Assange has stated he has a back-up plan if anything should happen to him: a series of documents so damning that he could use this as leverage against an assassination or whatever. If something happens to Assange, some mechanism will ensure these documents are made public. It is likely given what Assange has said in the past and what analysts are saying today, that these documents relate to large U.S. financial institutions. So, go figure.
The extreme reaction by some Western governments to the recent WikiLeaks document dump, and other somewhat odd happenings–Bernanke on 60 Minutes, the head of the Bank of Canada making repeated warnings to Canadians about excessive debt and other vague potentialities, etc.–make me think that something big might be potentially coming down the pipe. Perhaps the imminent implosion of a couple of major banks or financial institutions or something like that. It just seems strange that there would be such a reaction to WikiLeaks at the same time that odd signals are coming from heads of major Western financial institutions.

**Work to be completed:** Extend the passage on WikiLeaks and the signals from Western financial leaders, starting right after its final sentence.

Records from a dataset

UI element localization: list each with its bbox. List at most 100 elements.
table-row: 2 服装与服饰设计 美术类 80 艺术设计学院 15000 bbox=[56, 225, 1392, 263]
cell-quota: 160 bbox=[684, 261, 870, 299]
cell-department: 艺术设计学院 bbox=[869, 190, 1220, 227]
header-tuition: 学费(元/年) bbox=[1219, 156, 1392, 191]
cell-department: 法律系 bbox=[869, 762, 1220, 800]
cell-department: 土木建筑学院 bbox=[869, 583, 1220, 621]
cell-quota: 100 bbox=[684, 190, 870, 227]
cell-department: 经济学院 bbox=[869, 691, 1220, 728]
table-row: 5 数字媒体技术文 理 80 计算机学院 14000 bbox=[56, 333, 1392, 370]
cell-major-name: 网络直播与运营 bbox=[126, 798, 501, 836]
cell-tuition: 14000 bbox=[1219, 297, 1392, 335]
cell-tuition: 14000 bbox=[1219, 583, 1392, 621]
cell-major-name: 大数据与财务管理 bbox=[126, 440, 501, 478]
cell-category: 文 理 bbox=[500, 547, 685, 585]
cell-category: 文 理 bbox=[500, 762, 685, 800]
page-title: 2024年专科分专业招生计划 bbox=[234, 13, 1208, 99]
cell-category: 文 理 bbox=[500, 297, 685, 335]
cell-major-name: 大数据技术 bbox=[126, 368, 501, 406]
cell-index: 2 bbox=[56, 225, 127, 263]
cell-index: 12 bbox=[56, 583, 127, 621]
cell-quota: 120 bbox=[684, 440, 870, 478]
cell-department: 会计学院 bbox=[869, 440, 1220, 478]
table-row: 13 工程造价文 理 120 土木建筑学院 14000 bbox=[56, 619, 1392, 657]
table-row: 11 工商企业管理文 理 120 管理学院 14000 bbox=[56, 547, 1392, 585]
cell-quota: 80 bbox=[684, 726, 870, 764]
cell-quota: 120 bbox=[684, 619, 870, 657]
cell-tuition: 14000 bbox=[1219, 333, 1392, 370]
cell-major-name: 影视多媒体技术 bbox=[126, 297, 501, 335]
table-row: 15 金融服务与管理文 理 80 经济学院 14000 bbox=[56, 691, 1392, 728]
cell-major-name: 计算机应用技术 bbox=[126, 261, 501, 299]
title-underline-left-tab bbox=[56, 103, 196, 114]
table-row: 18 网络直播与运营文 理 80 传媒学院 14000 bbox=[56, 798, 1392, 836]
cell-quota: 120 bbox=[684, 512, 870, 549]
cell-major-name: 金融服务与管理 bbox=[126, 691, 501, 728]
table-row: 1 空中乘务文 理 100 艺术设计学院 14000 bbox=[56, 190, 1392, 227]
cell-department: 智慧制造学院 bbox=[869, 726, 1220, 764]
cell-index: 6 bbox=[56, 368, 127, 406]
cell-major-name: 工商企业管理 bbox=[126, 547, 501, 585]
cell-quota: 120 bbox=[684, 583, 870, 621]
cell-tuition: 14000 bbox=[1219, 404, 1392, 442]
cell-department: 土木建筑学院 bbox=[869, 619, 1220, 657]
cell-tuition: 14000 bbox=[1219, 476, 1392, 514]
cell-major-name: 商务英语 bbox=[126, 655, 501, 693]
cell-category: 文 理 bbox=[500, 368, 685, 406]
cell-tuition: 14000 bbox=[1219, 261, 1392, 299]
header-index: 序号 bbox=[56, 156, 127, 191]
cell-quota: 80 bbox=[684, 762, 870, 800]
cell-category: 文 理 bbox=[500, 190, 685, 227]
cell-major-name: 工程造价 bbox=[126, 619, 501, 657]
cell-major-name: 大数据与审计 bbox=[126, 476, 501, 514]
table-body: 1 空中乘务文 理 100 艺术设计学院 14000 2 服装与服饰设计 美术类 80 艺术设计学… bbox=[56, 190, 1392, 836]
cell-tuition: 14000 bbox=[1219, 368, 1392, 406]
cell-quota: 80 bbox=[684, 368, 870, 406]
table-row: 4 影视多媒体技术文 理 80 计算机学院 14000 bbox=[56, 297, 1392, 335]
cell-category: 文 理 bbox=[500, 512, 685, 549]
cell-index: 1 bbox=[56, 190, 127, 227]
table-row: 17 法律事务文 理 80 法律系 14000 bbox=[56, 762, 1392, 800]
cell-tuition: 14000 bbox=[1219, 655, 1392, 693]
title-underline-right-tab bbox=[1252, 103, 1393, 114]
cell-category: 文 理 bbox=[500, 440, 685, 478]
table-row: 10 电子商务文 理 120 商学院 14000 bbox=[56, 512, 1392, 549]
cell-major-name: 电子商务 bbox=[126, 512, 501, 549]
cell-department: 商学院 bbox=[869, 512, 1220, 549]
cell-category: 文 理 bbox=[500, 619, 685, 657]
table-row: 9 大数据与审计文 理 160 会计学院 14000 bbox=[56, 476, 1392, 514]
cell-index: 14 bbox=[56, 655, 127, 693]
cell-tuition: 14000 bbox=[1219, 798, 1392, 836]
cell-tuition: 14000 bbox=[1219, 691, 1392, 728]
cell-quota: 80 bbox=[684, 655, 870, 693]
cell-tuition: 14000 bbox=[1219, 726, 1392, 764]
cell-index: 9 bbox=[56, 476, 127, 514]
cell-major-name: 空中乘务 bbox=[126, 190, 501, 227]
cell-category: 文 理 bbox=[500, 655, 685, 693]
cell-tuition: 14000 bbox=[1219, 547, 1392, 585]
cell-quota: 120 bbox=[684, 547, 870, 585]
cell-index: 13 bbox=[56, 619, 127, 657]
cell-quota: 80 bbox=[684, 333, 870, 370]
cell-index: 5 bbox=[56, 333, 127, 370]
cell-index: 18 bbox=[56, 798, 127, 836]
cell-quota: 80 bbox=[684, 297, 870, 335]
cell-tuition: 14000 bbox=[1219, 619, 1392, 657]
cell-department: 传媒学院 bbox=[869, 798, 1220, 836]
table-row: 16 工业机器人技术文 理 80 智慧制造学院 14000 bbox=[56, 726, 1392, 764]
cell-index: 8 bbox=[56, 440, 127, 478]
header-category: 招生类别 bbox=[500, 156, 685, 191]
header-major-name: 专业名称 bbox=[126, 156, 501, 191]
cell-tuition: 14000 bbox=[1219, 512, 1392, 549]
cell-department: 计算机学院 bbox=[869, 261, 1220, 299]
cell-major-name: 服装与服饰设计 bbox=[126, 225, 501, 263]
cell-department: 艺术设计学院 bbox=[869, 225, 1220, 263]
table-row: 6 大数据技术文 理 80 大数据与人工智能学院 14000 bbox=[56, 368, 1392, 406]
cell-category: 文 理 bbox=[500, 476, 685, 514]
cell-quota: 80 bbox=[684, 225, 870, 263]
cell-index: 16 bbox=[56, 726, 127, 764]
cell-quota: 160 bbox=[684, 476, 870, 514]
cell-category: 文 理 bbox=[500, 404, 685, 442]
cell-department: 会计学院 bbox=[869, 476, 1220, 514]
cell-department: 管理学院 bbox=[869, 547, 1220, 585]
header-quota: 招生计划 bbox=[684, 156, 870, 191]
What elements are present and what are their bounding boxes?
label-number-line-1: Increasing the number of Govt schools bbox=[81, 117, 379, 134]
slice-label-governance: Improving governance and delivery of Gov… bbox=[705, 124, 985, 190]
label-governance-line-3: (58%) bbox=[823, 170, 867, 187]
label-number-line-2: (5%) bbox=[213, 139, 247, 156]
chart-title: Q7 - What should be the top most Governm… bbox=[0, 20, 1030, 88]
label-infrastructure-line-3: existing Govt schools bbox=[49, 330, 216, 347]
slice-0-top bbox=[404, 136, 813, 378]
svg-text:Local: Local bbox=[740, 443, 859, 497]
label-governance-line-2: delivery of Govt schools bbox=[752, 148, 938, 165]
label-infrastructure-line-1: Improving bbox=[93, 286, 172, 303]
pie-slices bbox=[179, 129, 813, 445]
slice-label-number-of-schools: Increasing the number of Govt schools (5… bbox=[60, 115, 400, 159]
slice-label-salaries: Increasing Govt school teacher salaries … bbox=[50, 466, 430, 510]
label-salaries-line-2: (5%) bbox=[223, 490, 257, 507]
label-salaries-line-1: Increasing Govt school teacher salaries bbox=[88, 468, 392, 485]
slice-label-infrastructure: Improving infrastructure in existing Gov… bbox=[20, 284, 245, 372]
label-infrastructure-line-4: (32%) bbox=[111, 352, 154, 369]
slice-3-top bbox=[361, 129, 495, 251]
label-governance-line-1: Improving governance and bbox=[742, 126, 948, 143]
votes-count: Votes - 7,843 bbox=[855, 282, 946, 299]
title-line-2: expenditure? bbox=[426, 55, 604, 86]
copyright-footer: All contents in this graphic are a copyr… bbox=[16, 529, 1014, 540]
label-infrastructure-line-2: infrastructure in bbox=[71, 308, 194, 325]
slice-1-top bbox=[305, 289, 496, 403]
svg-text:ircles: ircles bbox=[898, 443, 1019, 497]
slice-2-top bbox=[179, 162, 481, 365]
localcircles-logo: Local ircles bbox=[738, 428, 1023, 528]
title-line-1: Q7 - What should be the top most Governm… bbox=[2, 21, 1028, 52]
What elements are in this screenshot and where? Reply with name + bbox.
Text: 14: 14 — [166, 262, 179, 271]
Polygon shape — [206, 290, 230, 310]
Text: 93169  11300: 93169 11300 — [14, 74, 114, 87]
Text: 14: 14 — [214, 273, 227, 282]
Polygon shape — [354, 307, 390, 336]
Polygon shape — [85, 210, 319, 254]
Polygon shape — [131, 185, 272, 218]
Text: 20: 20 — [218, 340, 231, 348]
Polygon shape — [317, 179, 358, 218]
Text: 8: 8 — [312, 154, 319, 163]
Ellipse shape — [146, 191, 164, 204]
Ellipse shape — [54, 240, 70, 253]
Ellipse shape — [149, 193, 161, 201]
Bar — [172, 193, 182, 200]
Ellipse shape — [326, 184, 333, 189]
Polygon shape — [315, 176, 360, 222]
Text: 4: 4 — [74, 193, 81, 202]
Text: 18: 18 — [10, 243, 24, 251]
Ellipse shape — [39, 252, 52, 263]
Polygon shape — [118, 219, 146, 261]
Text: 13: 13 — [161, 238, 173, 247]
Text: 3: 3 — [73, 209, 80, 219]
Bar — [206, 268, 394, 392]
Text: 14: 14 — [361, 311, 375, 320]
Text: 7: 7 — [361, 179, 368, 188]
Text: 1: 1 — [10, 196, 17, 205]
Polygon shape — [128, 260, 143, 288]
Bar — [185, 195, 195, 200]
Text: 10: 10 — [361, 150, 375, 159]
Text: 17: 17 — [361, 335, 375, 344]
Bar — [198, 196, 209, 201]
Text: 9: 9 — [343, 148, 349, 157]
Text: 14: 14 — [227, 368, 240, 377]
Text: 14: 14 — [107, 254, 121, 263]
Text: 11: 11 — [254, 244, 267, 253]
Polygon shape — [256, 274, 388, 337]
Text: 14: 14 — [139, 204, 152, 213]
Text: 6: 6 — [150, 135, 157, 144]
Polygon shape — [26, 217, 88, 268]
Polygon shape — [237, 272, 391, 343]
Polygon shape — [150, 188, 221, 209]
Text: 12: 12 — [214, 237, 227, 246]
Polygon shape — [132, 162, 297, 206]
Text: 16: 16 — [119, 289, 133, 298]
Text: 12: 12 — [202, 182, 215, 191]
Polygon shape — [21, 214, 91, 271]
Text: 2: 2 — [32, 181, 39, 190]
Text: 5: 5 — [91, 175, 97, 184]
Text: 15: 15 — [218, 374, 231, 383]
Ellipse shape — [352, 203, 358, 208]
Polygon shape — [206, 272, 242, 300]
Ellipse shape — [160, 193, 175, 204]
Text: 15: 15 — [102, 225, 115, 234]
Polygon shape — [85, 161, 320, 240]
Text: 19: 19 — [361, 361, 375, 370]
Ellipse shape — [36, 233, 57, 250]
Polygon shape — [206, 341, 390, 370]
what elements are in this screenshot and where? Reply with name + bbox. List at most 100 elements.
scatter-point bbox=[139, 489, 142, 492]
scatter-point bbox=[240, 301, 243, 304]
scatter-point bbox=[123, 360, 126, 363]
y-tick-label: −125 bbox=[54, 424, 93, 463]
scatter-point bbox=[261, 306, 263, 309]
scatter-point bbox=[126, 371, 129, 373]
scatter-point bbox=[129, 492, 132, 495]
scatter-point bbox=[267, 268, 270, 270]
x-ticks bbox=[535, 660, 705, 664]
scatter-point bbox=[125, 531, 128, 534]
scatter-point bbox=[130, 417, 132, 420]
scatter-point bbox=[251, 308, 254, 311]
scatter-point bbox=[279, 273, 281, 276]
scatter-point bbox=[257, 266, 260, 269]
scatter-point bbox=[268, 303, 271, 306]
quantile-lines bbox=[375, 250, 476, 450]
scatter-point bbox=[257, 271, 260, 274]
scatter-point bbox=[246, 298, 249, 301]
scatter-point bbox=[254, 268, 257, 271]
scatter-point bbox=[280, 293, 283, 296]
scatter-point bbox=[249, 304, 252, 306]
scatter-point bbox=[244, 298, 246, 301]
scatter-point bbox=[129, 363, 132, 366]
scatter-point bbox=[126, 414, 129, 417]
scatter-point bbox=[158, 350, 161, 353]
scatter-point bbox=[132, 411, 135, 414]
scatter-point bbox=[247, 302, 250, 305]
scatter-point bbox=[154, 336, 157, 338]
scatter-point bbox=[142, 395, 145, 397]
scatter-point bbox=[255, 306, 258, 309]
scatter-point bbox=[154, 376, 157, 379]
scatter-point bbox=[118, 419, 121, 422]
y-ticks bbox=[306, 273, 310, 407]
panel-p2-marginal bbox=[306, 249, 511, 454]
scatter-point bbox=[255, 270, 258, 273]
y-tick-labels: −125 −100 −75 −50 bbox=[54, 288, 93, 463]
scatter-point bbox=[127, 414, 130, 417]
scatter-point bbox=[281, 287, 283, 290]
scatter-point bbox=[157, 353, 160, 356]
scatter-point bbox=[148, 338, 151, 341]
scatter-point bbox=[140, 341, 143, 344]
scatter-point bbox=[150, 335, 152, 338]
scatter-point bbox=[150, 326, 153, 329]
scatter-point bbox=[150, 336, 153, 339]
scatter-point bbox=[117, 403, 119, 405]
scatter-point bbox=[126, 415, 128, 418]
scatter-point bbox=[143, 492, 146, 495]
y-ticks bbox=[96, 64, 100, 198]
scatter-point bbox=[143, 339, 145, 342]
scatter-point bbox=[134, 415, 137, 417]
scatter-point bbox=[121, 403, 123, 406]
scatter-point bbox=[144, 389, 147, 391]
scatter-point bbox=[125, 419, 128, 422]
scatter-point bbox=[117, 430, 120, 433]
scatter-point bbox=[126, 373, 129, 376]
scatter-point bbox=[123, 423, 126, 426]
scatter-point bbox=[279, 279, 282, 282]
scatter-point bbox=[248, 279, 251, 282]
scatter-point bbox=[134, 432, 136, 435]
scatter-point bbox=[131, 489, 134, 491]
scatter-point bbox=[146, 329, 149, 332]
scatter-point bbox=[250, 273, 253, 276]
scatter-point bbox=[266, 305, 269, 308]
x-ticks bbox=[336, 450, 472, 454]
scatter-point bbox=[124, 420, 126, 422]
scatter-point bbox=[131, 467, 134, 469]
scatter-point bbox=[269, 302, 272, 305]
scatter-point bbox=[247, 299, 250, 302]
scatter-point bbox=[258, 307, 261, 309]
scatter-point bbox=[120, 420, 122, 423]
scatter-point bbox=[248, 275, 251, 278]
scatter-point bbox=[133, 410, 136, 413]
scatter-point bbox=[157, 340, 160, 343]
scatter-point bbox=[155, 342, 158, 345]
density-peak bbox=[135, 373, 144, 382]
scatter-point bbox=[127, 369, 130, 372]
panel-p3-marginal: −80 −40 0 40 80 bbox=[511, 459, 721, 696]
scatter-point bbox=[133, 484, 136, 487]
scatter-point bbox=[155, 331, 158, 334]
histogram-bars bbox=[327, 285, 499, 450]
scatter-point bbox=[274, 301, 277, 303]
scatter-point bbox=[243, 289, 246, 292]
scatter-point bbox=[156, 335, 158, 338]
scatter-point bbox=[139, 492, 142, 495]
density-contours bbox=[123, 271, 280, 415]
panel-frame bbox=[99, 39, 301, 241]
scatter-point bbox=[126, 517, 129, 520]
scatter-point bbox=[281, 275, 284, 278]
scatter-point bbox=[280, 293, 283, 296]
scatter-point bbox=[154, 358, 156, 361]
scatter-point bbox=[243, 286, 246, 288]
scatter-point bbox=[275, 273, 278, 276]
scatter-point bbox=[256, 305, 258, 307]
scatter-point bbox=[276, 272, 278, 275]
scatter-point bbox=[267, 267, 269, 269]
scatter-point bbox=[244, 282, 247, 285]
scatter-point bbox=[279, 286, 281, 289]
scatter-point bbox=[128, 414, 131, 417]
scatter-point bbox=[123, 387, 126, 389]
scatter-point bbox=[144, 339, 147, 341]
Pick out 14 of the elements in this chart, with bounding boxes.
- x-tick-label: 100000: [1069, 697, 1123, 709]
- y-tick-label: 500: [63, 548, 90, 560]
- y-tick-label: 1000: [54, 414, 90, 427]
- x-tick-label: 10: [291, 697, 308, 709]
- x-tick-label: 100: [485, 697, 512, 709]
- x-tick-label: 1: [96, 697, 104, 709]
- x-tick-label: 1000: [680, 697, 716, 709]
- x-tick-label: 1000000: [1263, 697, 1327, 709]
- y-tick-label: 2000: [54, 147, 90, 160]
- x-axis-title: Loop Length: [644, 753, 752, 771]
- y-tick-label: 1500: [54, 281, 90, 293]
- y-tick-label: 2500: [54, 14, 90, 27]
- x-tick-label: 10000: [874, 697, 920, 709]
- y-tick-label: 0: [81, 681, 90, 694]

**Response:**
By the way, the image at the top was something I came across last week while reading an old war gaming magazine from 1982 called MOVES. It is an ad for another magazine that claimed to provide military and diplomatic intelligence analysis and news for the military history and wargame nerds of the era. It seems that it is OK for the ideologically aligned to have access to inside intelligence but not, even today, the general public.